# Exercise requirements
Leave the pictures out. Return all other data exactly.

## Begin Extracted data

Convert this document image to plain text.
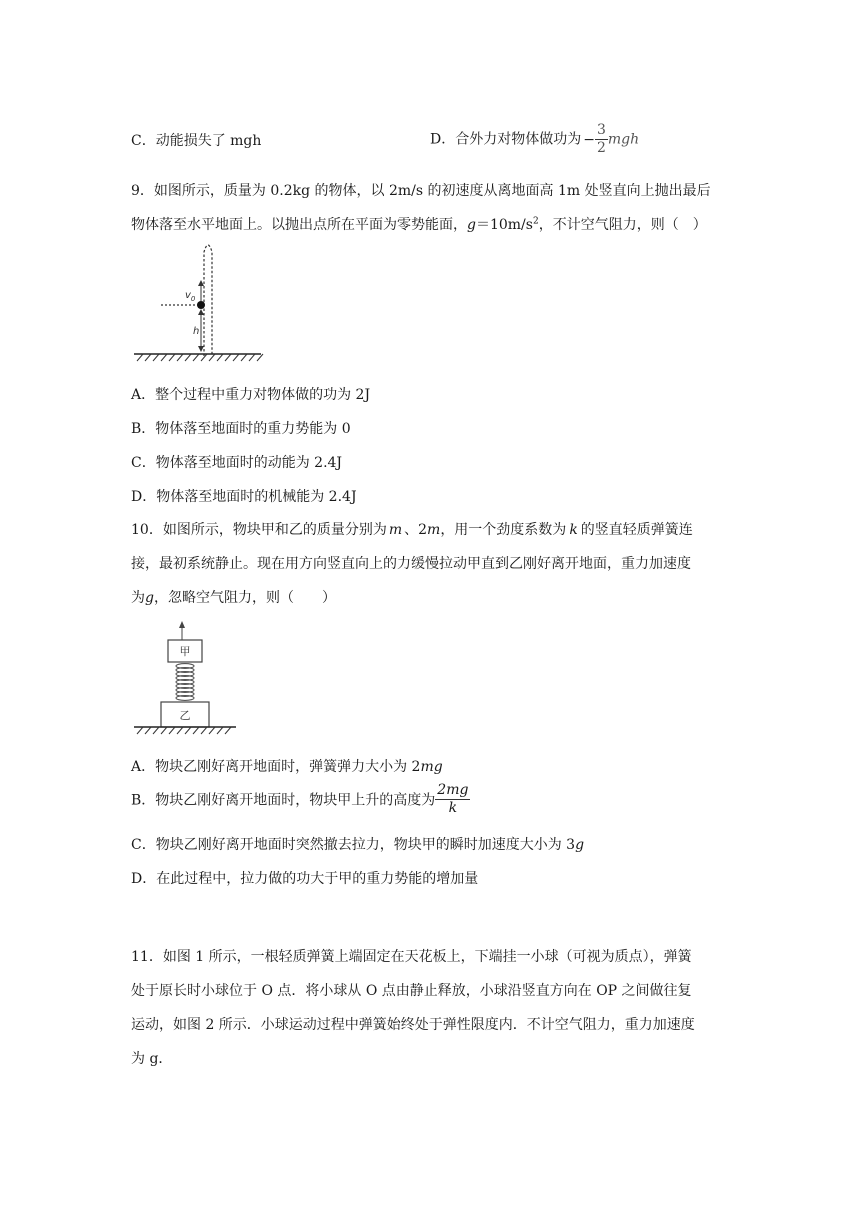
C．动能损失了 mgh	D．合外力对物体做功为 − $\frac{3}{2}$ mgh
9．如图所示，质量为 0.2kg 的物体，以 2m/s 的初速度从离地面高 1m 处竖直向上抛出最后
物体落至水平地面上。以抛出点所在平面为零势能面，$g=10m/s^2$，不计空气阻力，则（　）
$v_0$
h
A．整个过程中重力对物体做的功为 2J
B．物体落至地面时的重力势能为 0
C．物体落至地面时的动能为 2.4J
D．物体落至地面时的机械能为 2.4J
10．如图所示，物块甲和乙的质量分别为 m 、2m，用一个劲度系数为 k 的竖直轻质弹簧连
接，最初系统静止。现在用方向竖直向上的力缓慢拉动甲直到乙刚好离开地面，重力加速度
为g，忽略空气阻力，则（　　）
甲
乙
A．物块乙刚好离开地面时，弹簧弹力大小为 2mg
B．物块乙刚好离开地面时，物块甲上升的高度为 $\frac{2mg}{k}$
C．物块乙刚好离开地面时突然撤去拉力，物块甲的瞬时加速度大小为 3g
D．在此过程中，拉力做的功大于甲的重力势能的增加量
11．如图 1 所示，一根轻质弹簧上端固定在天花板上，下端挂一小球（可视为质点），弹簧
处于原长时小球位于 O 点．将小球从 O 点由静止释放，小球沿竖直方向在 OP 之间做往复
运动，如图 2 所示．小球运动过程中弹簧始终处于弹性限度内．不计空气阻力，重力加速度
为 g．
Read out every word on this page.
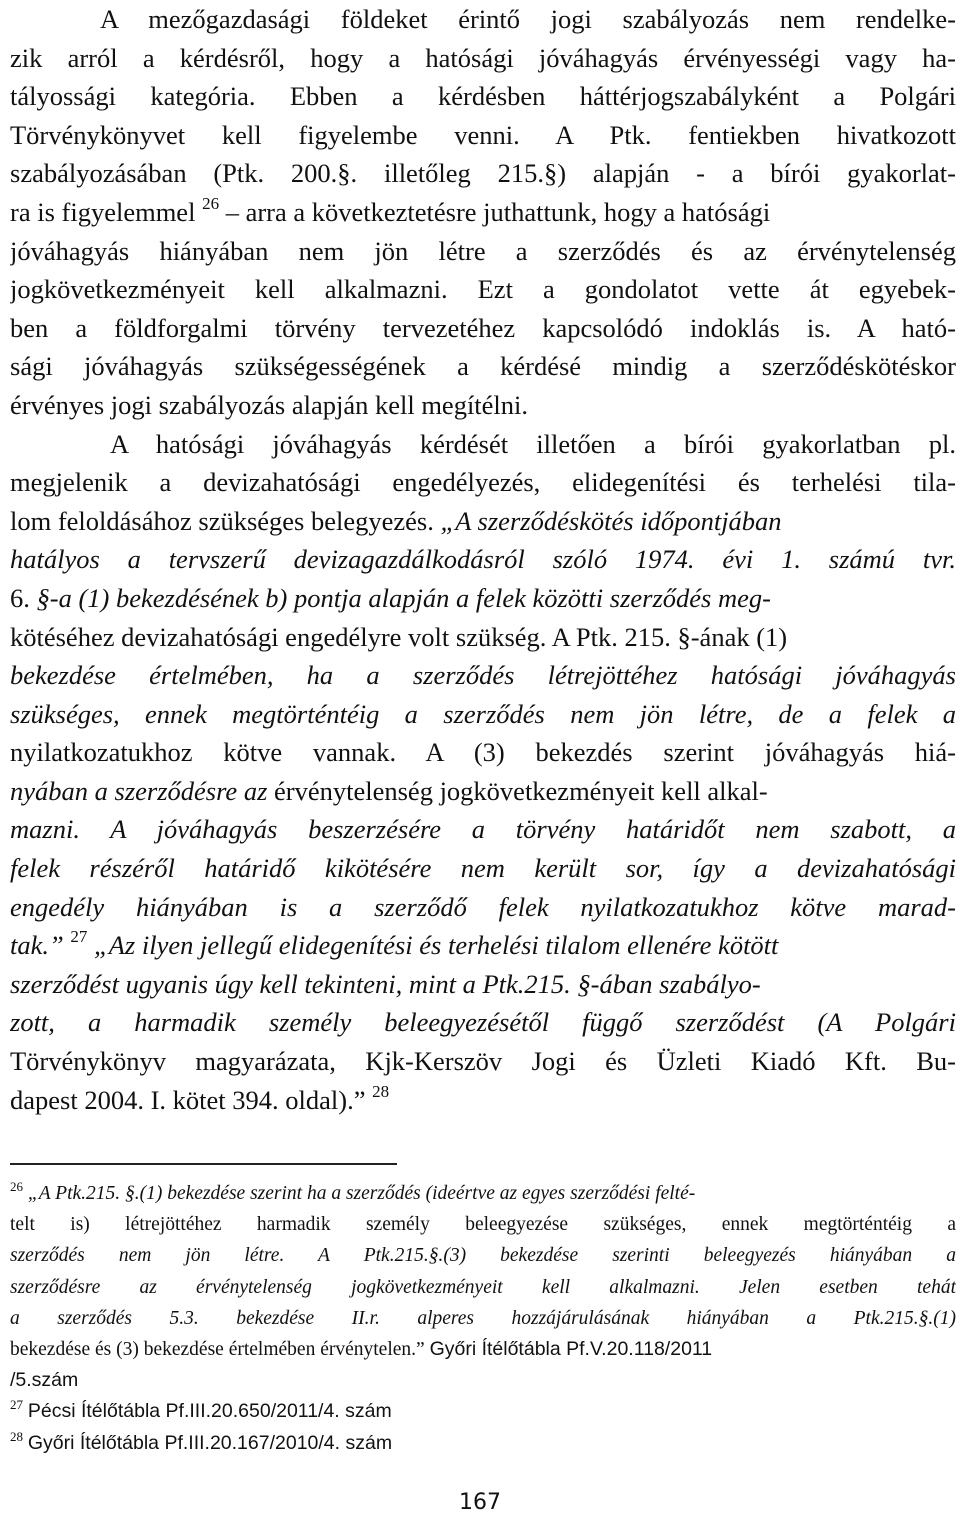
A mezőgazdasági földeket érintő jogi szabályozás nem rendelke-
zik arról a kérdésről, hogy a hatósági jóváhagyás érvényességi vagy ha-
tályossági kategória. Ebben a kérdésben háttérjogszabályként a Polgári
Törvénykönyvet kell figyelembe venni. A Ptk. fentiekben hivatkozott
szabályozásában (Ptk. 200.§. illetőleg 215.§) alapján - a bírói gyakorlat-
ra is figyelemmel $^{26}$ – arra a következtetésre juthattunk, hogy a hatósági
jóváhagyás hiányában nem jön létre a szerződés és az érvénytelenség
jogkövetkezményeit kell alkalmazni. Ezt a gondolatot vette át egyebek-
ben a földforgalmi törvény tervezetéhez kapcsolódó indoklás is. A ható-
sági jóváhagyás szükségességének a kérdésé mindig a szerződéskötéskor
érvényes jogi szabályozás alapján kell megítélni.
A hatósági jóváhagyás kérdését illetően a bírói gyakorlatban pl.
megjelenik a devizahatósági engedélyezés, elidegenítési és terhelési tila-
lom feloldásához szükséges belegyezés. „A szerződéskötés időpontjában
hatályos a tervszerű devizagazdálkodásról szóló 1974. évi 1. számú tvr.
6. §-a (1) bekezdésének b) pontja alapján a felek közötti szerződés meg-
kötéséhez devizahatósági engedélyre volt szükség. A Ptk. 215. §-ának (1)
bekezdése értelmében, ha a szerződés létrejöttéhez hatósági jóváhagyás
szükséges, ennek megtörténtéig a szerződés nem jön létre, de a felek a
nyilatkozatukhoz kötve vannak. A (3) bekezdés szerint jóváhagyás hiá-
nyában a szerződésre az érvénytelenség jogkövetkezményeit kell alkal-
mazni. A jóváhagyás beszerzésére a törvény határidőt nem szabott, a
felek részéről határidő kikötésére nem került sor, így a devizahatósági
engedély hiányában is a szerződő felek nyilatkozatukhoz kötve marad-
tak.” $^{27}$ „Az ilyen jellegű elidegenítési és terhelési tilalom ellenére kötött
szerződést ugyanis úgy kell tekinteni, mint a Ptk.215. §-ában szabályo-
zott, a harmadik személy beleegyezésétől függő szerződést (A Polgári
Törvénykönyv magyarázata, Kjk-Kerszöv Jogi és Üzleti Kiadó Kft. Bu-
dapest 2004. I. kötet 394. oldal).” $^{28}$
$^{26}$ „A Ptk.215. §.(1) bekezdése szerint ha a szerződés (ideértve az egyes szerződési felté-
telt is) létrejöttéhez harmadik személy beleegyezése szükséges, ennek megtörténtéig a
szerződés nem jön létre. A Ptk.215.§.(3) bekezdése szerinti beleegyezés hiányában a
szerződésre az érvénytelenség jogkövetkezményeit kell alkalmazni. Jelen esetben tehát
a szerződés 5.3. bekezdése II.r. alperes hozzájárulásának hiányában a Ptk.215.§.(1)
bekezdése és (3) bekezdése értelmében érvénytelen.” Győri Ítélőtábla Pf.V.20.118/2011
/5.szám
$^{27}$ Pécsi Ítélőtábla Pf.III.20.650/2011/4. szám
$^{28}$ Győri Ítélőtábla Pf.III.20.167/2010/4. szám
167
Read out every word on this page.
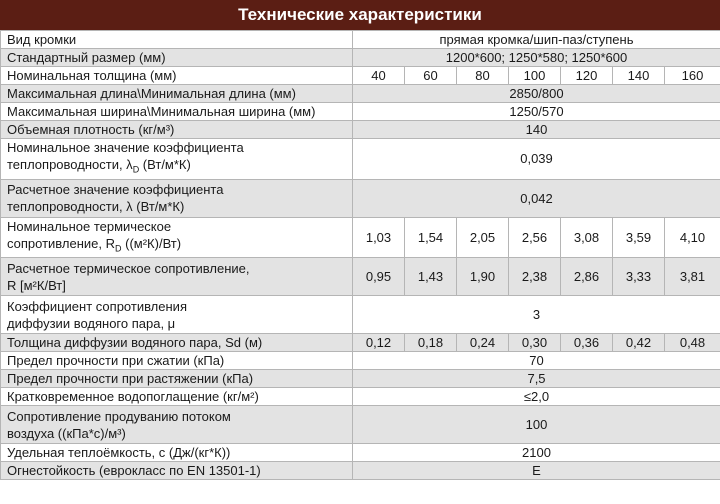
Технические характеристики
Вид кромки	прямая кромка/шип-паз/ступень						
Стандартный размер (мм)	1200*600; 1250*580; 1250*600						
Номинальная толщина (мм)	40	60	80	100	120	140	160
Максимальная длина\Минимальная длина (мм)	2850/800						
Максимальная ширина\Минимальная ширина (мм)	1250/570						
Объемная плотность (кг/м³)	140						

Номинальное значение коэффициента
теплопроводности, $\lambda_D$ (Вт/м*К)	0,039						

Расчетное значение коэффициента
теплопроводности, λ (Вт/м*К)	0,042						

Номинальное термическое
сопротивление, $R_D$ ((м²К)/Вт)	1,03	1,54	2,05	2,56	3,08	3,59	4,10

Расчетное термическое сопротивление,
R [м²К/Вт]	0,95	1,43	1,90	2,38	2,86	3,33	3,81

Коэффициент сопротивления
диффузии водяного пара, μ	3						
Толщина диффузии водяного пара, Sd (м)	0,12	0,18	0,24	0,30	0,36	0,42	0,48
Предел прочности при сжатии (кПа)	70						
Предел прочности при растяжении (кПа)	7,5						
Кратковременное водопоглащение (кг/м²)	≤2,0						

Сопротивление продуванию потоком
воздуха ((кПа*с)/м³)	100						
Удельная теплоёмкость, с (Дж/(кг*К))	2100						
Огнестойкость (еврокласс по EN 13501-1)	E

## End Extracted data

# Exercise answer
Convert this document image to plain text.
C．动能损失了 mgh	D．合外力对物体做功为 − $\frac{3}{2}$ mgh
9．如图所示，质量为 0.2kg 的物体，以 2m/s 的初速度从离地面高 1m 处竖直向上抛出最后
物体落至水平地面上。以抛出点所在平面为零势能面，$g=10m/s^2$，不计空气阻力，则（　）
$v_0$
h
A．整个过程中重力对物体做的功为 2J
B．物体落至地面时的重力势能为 0
C．物体落至地面时的动能为 2.4J
D．物体落至地面时的机械能为 2.4J
10．如图所示，物块甲和乙的质量分别为 m 、2m，用一个劲度系数为 k 的竖直轻质弹簧连
接，最初系统静止。现在用方向竖直向上的力缓慢拉动甲直到乙刚好离开地面，重力加速度
为g，忽略空气阻力，则（　　）
甲
乙
A．物块乙刚好离开地面时，弹簧弹力大小为 2mg
B．物块乙刚好离开地面时，物块甲上升的高度为 $\frac{2mg}{k}$
C．物块乙刚好离开地面时突然撤去拉力，物块甲的瞬时加速度大小为 3g
D．在此过程中，拉力做的功大于甲的重力势能的增加量
11．如图 1 所示，一根轻质弹簧上端固定在天花板上，下端挂一小球（可视为质点），弹簧
处于原长时小球位于 O 点．将小球从 O 点由静止释放，小球沿竖直方向在 OP 之间做往复
运动，如图 2 所示．小球运动过程中弹簧始终处于弹性限度内．不计空气阻力，重力加速度
为 g．
Read out every word on this page.
A mezőgazdasági földeket érintő jogi szabályozás nem rendelke-
zik arról a kérdésről, hogy a hatósági jóváhagyás érvényességi vagy ha-
tályossági kategória. Ebben a kérdésben háttérjogszabályként a Polgári
Törvénykönyvet kell figyelembe venni. A Ptk. fentiekben hivatkozott
szabályozásában (Ptk. 200.§. illetőleg 215.§) alapján - a bírói gyakorlat-
ra is figyelemmel $^{26}$ – arra a következtetésre juthattunk, hogy a hatósági
jóváhagyás hiányában nem jön létre a szerződés és az érvénytelenség
jogkövetkezményeit kell alkalmazni. Ezt a gondolatot vette át egyebek-
ben a földforgalmi törvény tervezetéhez kapcsolódó indoklás is. A ható-
sági jóváhagyás szükségességének a kérdésé mindig a szerződéskötéskor
érvényes jogi szabályozás alapján kell megítélni.
A hatósági jóváhagyás kérdését illetően a bírói gyakorlatban pl.
megjelenik a devizahatósági engedélyezés, elidegenítési és terhelési tila-
lom feloldásához szükséges belegyezés. „A szerződéskötés időpontjában
hatályos a tervszerű devizagazdálkodásról szóló 1974. évi 1. számú tvr.
6. §-a (1) bekezdésének b) pontja alapján a felek közötti szerződés meg-
kötéséhez devizahatósági engedélyre volt szükség. A Ptk. 215. §-ának (1)
bekezdése értelmében, ha a szerződés létrejöttéhez hatósági jóváhagyás
szükséges, ennek megtörténtéig a szerződés nem jön létre, de a felek a
nyilatkozatukhoz kötve vannak. A (3) bekezdés szerint jóváhagyás hiá-
nyában a szerződésre az érvénytelenség jogkövetkezményeit kell alkal-
mazni. A jóváhagyás beszerzésére a törvény határidőt nem szabott, a
felek részéről határidő kikötésére nem került sor, így a devizahatósági
engedély hiányában is a szerződő felek nyilatkozatukhoz kötve marad-
tak.” $^{27}$ „Az ilyen jellegű elidegenítési és terhelési tilalom ellenére kötött
szerződést ugyanis úgy kell tekinteni, mint a Ptk.215. §-ában szabályo-
zott, a harmadik személy beleegyezésétől függő szerződést (A Polgári
Törvénykönyv magyarázata, Kjk-Kerszöv Jogi és Üzleti Kiadó Kft. Bu-
dapest 2004. I. kötet 394. oldal).” $^{28}$
$^{26}$ „A Ptk.215. §.(1) bekezdése szerint ha a szerződés (ideértve az egyes szerződési felté-
telt is) létrejöttéhez harmadik személy beleegyezése szükséges, ennek megtörténtéig a
szerződés nem jön létre. A Ptk.215.§.(3) bekezdése szerinti beleegyezés hiányában a
szerződésre az érvénytelenség jogkövetkezményeit kell alkalmazni. Jelen esetben tehát
a szerződés 5.3. bekezdése II.r. alperes hozzájárulásának hiányában a Ptk.215.§.(1)
bekezdése és (3) bekezdése értelmében érvénytelen.” Győri Ítélőtábla Pf.V.20.118/2011
/5.szám
$^{27}$ Pécsi Ítélőtábla Pf.III.20.650/2011/4. szám
$^{28}$ Győri Ítélőtábla Pf.III.20.167/2010/4. szám
167
Read out every word on this page.
Технические характеристики
Вид кромки	прямая кромка/шип-паз/ступень						
Стандартный размер (мм)	1200*600; 1250*580; 1250*600						
Номинальная толщина (мм)	40	60	80	100	120	140	160
Максимальная длина\Минимальная длина (мм)	2850/800						
Максимальная ширина\Минимальная ширина (мм)	1250/570						
Объемная плотность (кг/м³)	140						

Номинальное значение коэффициента
теплопроводности, $\lambda_D$ (Вт/м*К)	0,039						

Расчетное значение коэффициента
теплопроводности, λ (Вт/м*К)	0,042						

Номинальное термическое
сопротивление, $R_D$ ((м²К)/Вт)	1,03	1,54	2,05	2,56	3,08	3,59	4,10

Расчетное термическое сопротивление,
R [м²К/Вт]	0,95	1,43	1,90	2,38	2,86	3,33	3,81

Коэффициент сопротивления
диффузии водяного пара, μ	3						
Толщина диффузии водяного пара, Sd (м)	0,12	0,18	0,24	0,30	0,36	0,42	0,48
Предел прочности при сжатии (кПа)	70						
Предел прочности при растяжении (кПа)	7,5						
Кратковременное водопоглащение (кг/м²)	≤2,0						

Сопротивление продуванию потоком
воздуха ((кПа*с)/м³)	100						
Удельная теплоёмкость, с (Дж/(кг*К))	2100						
Огнестойкость (еврокласс по EN 13501-1)	E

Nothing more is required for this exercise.